**Required task A**
According to the mailing-list post below, how many releases would releasing blueprint alone require?

**Selection**
Re: Release by module - changes to trunk

Posted by Guillaume Nodet <gn...@gmail.com>.
This is very different from what we have I think, as gogo's root pom
isn't used at all.
Releasing gogo involves releasing each of the maven subproject
independantly afaik.

The main difference is that all felix releases consists of a *single*
bundle.  If we go this way, that would mean that releasing blueprint
only would require 13 releases.  Some of those just contain tests, so
that does not make sense to me.  From an usability point of view, I
would definitely not go that way.  I'd personaly rather go in the
opposite direction and use a single reactor / release for all
components.

Another consideration is that I think we should tie the release cycle
with the svn layout, i.e. if we want to keep each component with a
separate lifecycle, we should have multiple trunks.   That's way
cleaner imho (and much more git friendly btw).

On Tue, Feb 1, 2011 at 15:25, zoe slattery <zo...@gmail.com> wrote:
> Hi Felix
>
> I had a look at felix to see if I could work out how you do the independent
> releases. I didn't look through absolutely everything but
> I only found two modules that had sub-modules (gogo and http). Of those two
> it looks as though the pom structure in gogo might be similar
> to what we need in Aries. Is this a model you would recommend? Or is there
> something closer?
>
> Zoe
>>
>> Hi,
>>
>> Am Montag, den 31.01.2011, 15:22 +0100 schrieb Guillaume Nodet:
>>>
>>> Wouldn't that imply that each bundle has its own lifecycle ?

**Required task B**
Please print everything in the rows below from the line containing "1287, 276, 1327]" down to the line containing "279, 1830, 320]", unchanged.

**Input material**
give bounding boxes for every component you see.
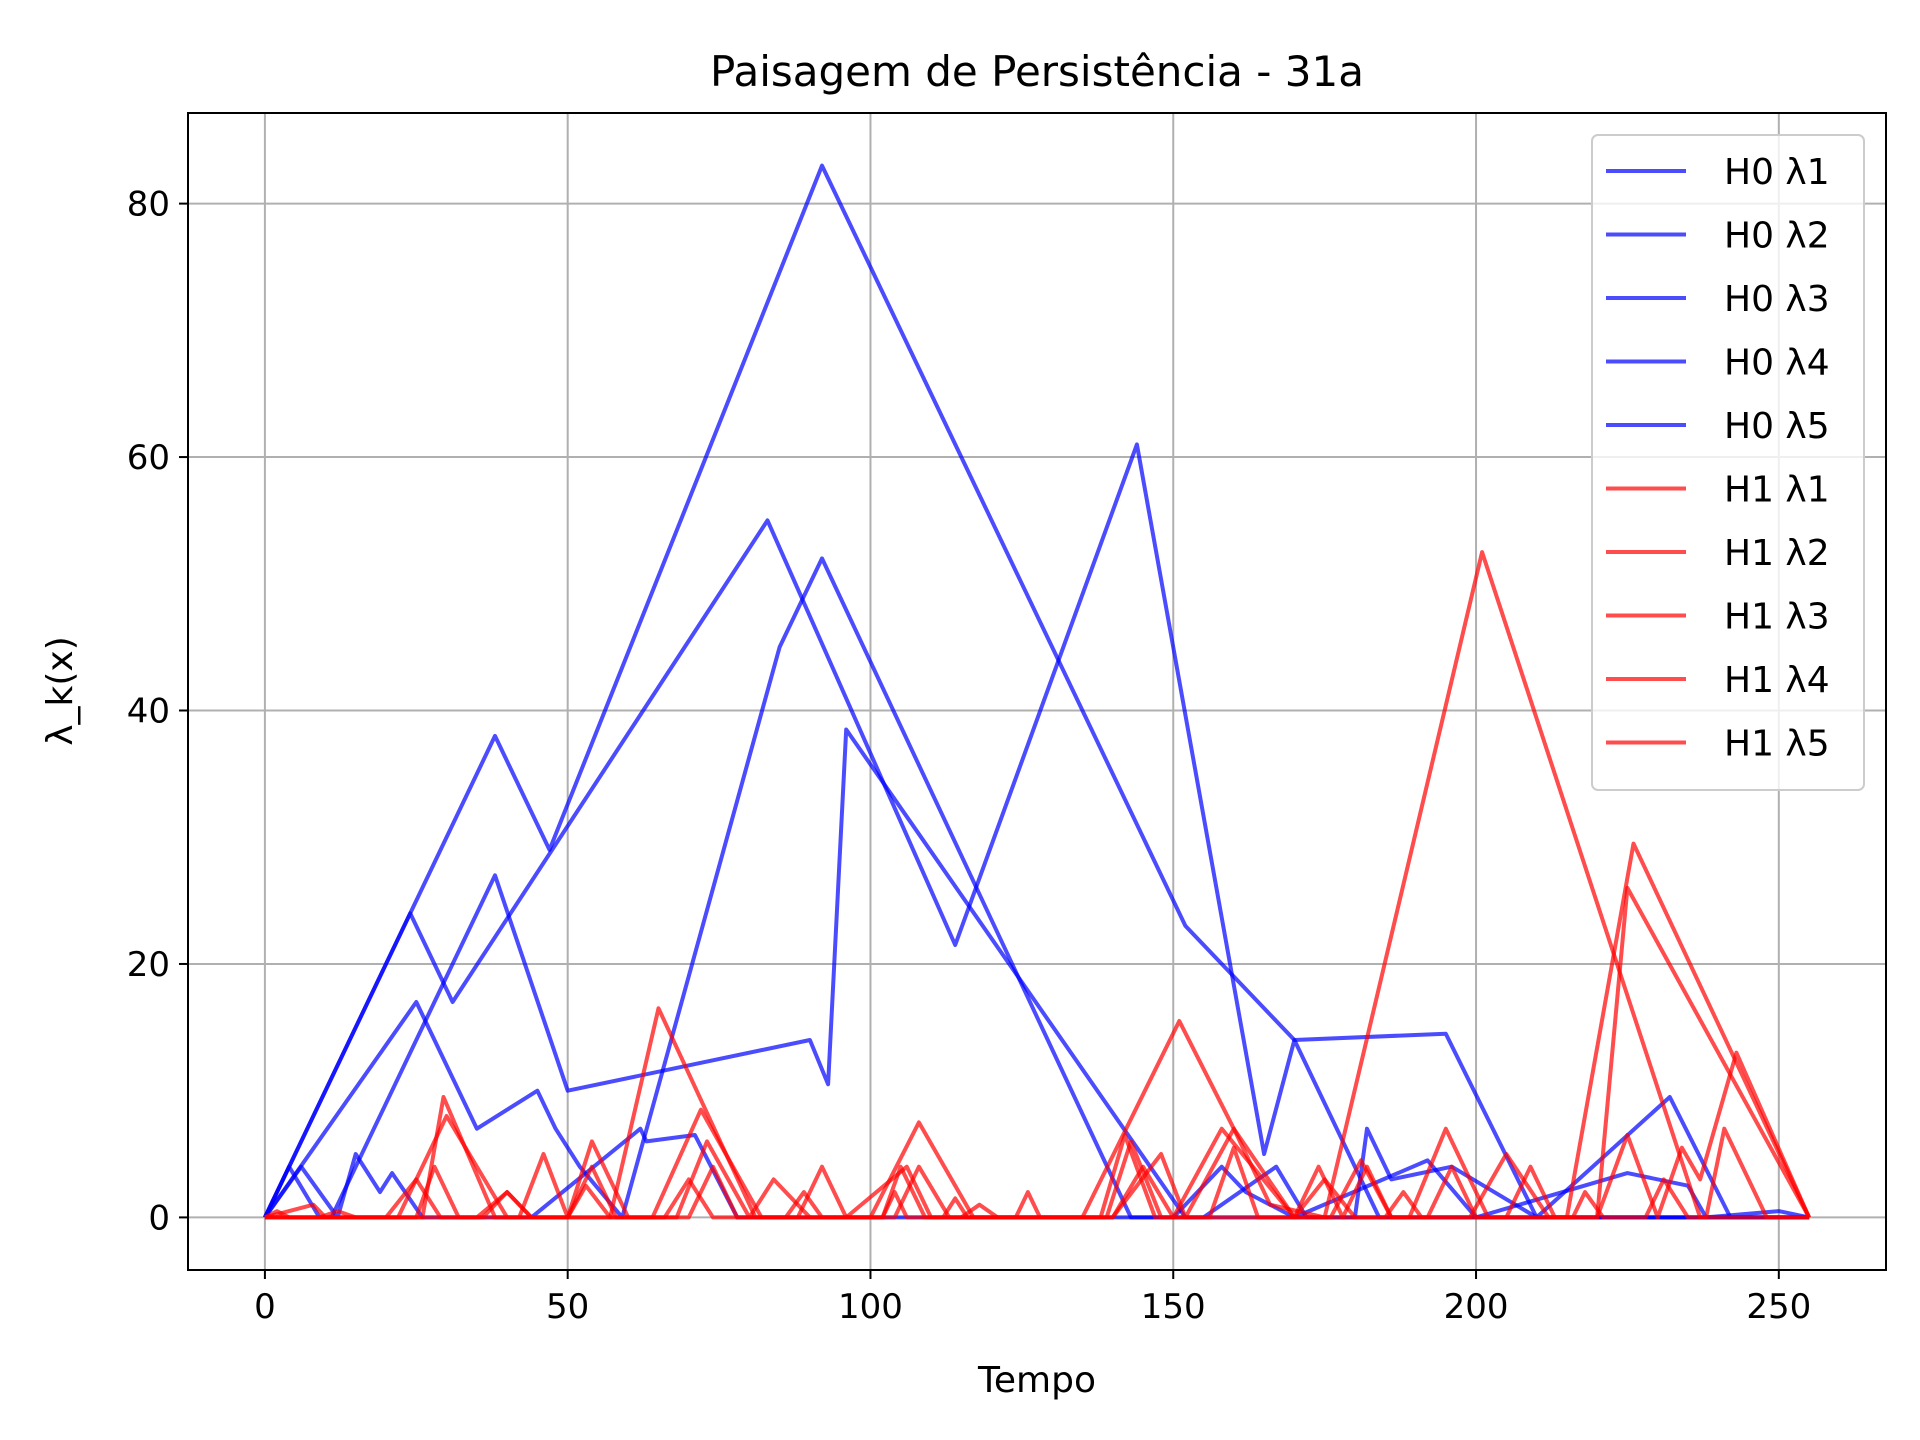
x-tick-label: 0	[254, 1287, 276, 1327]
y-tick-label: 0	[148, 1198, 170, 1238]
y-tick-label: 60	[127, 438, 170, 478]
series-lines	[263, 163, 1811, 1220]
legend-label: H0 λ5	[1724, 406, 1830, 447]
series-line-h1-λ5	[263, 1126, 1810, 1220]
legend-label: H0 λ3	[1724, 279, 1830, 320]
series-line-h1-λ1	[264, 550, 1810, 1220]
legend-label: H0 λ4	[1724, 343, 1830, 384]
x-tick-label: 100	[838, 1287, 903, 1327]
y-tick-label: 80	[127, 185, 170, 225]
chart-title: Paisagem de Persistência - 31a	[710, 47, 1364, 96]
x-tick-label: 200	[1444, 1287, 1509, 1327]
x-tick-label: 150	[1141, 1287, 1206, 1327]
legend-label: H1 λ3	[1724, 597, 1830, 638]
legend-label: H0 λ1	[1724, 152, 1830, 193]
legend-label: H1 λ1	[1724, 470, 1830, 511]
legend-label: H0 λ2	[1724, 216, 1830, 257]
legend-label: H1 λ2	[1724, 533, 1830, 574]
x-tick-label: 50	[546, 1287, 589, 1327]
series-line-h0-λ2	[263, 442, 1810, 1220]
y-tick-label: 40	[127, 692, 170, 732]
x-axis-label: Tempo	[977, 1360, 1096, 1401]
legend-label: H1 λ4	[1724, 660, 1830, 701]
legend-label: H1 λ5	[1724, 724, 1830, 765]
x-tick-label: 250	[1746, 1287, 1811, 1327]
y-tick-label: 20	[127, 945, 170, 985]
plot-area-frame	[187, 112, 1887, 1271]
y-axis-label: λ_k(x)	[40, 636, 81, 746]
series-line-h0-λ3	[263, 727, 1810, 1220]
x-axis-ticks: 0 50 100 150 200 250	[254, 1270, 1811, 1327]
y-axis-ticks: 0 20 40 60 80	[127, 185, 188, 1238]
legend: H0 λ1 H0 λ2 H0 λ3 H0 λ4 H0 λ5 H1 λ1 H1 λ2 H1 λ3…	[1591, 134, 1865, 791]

--

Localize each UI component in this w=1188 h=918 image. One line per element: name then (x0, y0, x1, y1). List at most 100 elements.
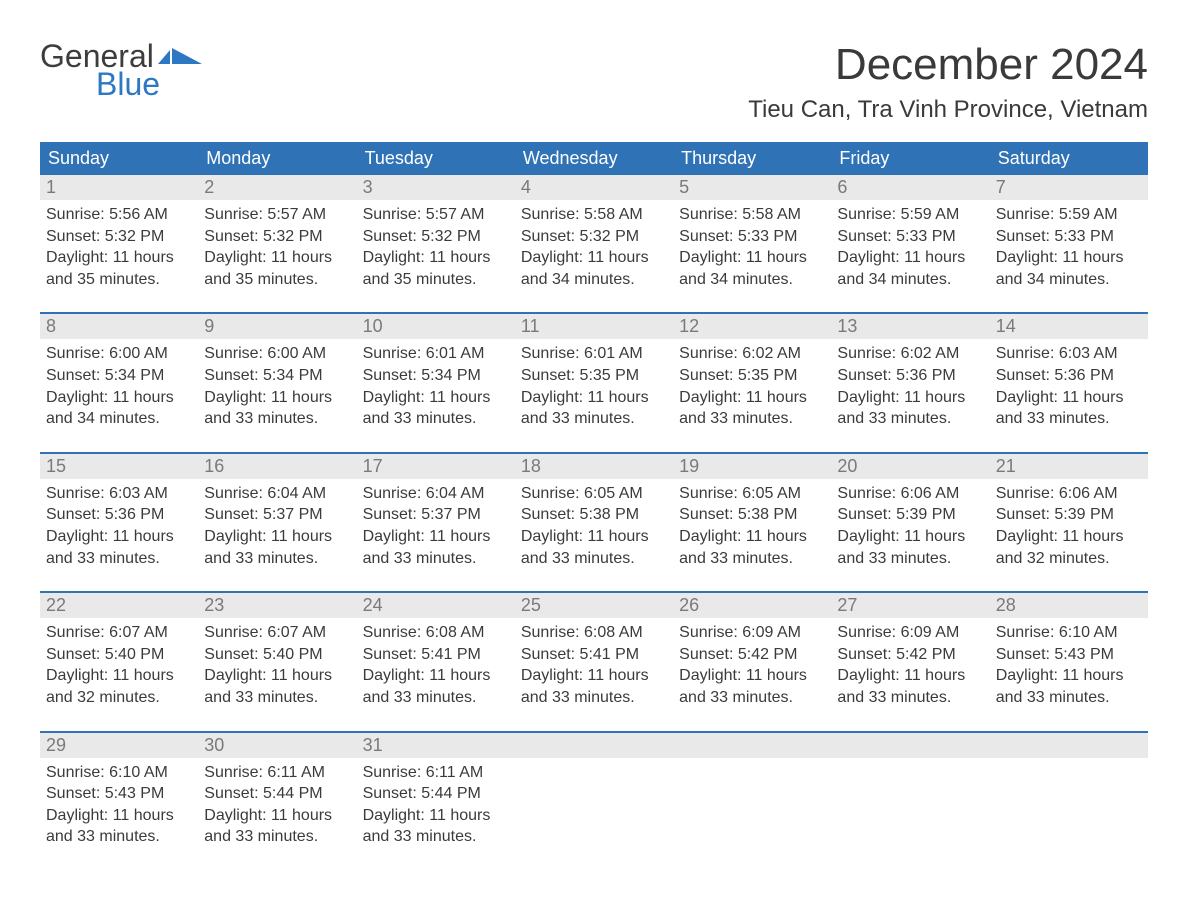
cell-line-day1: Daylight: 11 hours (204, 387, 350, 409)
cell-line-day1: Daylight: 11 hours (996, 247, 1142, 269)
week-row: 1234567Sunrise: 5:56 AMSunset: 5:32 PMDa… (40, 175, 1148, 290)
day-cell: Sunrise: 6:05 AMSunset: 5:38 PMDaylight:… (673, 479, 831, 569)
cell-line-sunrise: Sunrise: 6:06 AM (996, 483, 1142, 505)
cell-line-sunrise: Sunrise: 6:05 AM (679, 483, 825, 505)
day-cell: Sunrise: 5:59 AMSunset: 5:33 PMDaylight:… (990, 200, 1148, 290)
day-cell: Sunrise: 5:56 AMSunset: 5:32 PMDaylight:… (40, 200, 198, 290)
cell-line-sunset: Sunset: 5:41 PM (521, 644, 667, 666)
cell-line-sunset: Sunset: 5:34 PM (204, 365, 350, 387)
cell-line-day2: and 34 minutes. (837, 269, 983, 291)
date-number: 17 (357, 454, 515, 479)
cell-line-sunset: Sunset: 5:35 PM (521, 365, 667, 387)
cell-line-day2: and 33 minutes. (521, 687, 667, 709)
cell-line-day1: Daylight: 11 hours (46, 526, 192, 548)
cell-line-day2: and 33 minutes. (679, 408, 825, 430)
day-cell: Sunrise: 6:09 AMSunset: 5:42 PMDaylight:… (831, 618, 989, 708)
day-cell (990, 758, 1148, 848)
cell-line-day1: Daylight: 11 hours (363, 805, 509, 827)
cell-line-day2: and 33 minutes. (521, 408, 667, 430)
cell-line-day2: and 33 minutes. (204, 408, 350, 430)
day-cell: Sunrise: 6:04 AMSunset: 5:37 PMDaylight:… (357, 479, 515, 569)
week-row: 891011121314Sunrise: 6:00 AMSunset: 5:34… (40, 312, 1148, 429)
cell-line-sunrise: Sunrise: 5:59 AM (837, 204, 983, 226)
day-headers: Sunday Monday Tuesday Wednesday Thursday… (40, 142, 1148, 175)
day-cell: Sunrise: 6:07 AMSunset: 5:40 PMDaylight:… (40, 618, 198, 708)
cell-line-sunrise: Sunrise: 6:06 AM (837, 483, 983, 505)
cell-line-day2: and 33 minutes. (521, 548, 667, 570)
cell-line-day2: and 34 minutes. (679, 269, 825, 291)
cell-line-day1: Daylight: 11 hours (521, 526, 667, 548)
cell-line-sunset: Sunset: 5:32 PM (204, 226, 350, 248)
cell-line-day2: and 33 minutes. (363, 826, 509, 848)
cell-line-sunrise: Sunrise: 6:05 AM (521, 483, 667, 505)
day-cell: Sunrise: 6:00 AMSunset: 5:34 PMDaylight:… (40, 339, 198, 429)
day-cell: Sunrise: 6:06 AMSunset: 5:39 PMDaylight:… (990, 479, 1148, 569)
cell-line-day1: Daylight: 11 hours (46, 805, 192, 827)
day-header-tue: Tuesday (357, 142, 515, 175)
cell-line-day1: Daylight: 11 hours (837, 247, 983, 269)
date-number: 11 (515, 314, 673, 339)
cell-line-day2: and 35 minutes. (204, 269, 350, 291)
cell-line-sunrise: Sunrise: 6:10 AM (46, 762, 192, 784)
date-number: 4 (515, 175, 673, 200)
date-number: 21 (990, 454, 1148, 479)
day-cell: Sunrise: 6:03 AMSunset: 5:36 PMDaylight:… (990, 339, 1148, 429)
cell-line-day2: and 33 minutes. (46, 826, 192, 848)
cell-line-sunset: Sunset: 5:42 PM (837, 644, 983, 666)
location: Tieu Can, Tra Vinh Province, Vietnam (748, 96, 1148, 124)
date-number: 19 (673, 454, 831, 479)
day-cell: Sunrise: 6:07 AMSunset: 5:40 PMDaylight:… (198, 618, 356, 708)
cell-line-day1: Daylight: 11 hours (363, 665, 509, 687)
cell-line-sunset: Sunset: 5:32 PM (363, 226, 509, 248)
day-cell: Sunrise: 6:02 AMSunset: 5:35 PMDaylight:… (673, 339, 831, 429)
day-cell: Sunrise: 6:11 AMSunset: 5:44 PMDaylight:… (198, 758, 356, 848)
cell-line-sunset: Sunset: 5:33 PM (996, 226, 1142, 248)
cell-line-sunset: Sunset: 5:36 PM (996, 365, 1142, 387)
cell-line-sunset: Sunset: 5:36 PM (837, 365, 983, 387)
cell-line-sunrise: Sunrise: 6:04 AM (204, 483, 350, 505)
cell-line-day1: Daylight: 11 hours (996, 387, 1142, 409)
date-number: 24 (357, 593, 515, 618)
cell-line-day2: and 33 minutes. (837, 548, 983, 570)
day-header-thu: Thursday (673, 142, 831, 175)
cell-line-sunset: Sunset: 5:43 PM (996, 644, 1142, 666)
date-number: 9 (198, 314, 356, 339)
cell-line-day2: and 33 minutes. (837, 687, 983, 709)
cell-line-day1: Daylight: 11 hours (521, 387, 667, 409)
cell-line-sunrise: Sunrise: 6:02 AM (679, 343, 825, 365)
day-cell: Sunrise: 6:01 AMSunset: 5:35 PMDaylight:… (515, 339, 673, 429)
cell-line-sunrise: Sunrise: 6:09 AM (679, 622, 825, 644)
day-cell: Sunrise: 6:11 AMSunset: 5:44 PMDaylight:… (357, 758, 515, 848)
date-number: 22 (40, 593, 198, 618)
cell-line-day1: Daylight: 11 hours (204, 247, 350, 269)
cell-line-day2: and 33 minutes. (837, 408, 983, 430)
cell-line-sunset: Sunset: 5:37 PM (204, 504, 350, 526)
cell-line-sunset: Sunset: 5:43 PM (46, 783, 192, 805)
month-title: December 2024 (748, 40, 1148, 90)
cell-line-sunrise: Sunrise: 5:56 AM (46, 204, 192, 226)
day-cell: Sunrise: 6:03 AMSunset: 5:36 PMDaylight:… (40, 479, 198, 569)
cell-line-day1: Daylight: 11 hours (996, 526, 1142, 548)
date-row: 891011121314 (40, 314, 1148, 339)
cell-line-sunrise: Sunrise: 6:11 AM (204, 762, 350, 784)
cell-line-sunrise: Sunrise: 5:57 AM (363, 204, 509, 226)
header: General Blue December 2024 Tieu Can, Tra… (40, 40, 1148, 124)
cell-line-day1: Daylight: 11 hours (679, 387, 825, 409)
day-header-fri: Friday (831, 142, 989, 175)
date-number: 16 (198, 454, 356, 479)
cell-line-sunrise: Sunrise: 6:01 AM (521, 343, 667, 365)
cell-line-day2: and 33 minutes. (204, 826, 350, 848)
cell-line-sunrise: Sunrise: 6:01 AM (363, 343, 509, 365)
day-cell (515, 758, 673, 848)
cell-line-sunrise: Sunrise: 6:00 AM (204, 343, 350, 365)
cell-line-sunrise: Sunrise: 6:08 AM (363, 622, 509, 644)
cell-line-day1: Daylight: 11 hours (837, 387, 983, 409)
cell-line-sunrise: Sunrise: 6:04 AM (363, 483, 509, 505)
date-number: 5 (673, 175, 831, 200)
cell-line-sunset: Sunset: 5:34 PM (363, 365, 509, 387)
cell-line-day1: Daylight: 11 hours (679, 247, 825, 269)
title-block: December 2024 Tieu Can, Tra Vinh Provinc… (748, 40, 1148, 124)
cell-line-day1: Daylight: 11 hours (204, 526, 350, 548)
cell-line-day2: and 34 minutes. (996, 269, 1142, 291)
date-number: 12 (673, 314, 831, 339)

**Right answer A**
13 releases.

**Right answer B**
x-tick-label: 0	[254, 1287, 276, 1327]
y-tick-label: 0	[148, 1198, 170, 1238]
y-tick-label: 60	[127, 438, 170, 478]
series-lines	[263, 163, 1811, 1220]
legend-label: H0 λ5	[1724, 406, 1830, 447]
series-line-h1-λ5	[263, 1126, 1810, 1220]
legend-label: H0 λ3	[1724, 279, 1830, 320]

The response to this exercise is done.